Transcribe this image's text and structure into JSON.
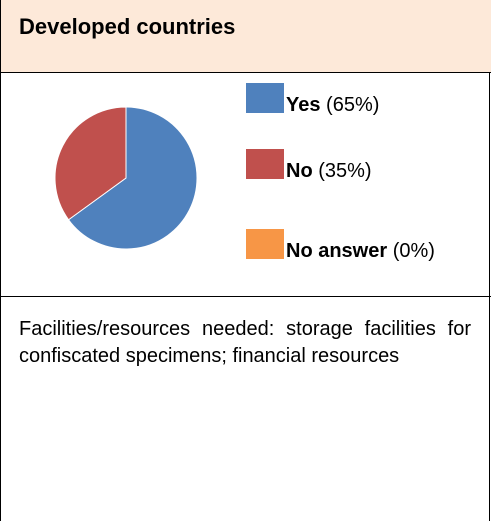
{
  "header": {
    "title": "Developed countries"
  },
  "chart_data": {
    "type": "pie",
    "slices": [
      {
        "label": "Yes",
        "percent_text": "(65%)",
        "value": 65,
        "color": "#4f81bd"
      },
      {
        "label": "No",
        "percent_text": "(35%)",
        "value": 35,
        "color": "#c0504d"
      },
      {
        "label": "No answer",
        "percent_text": "(0%)",
        "value": 0,
        "color": "#f79646"
      }
    ]
  },
  "comment": "Facilities/resources needed: storage facilities for confiscated specimens; financial resources"
}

= = =

__Set problem__. All entries are to be retyped exactly. Omit any embedded images.

__Response for this exercise__.
Transcribe this image's text and structure into JSON.
{
  "header": {
    "title": "Developed countries"
  },
  "chart_data": {
    "type": "pie",
    "slices": [
      {
        "label": "Yes",
        "percent_text": "(65%)",
        "value": 65,
        "color": "#4f81bd"
      },
      {
        "label": "No",
        "percent_text": "(35%)",
        "value": 35,
        "color": "#c0504d"
      },
      {
        "label": "No answer",
        "percent_text": "(0%)",
        "value": 0,
        "color": "#f79646"
      }
    ]
  },
  "comment": "Facilities/resources needed: storage facilities for confiscated specimens; financial resources"
}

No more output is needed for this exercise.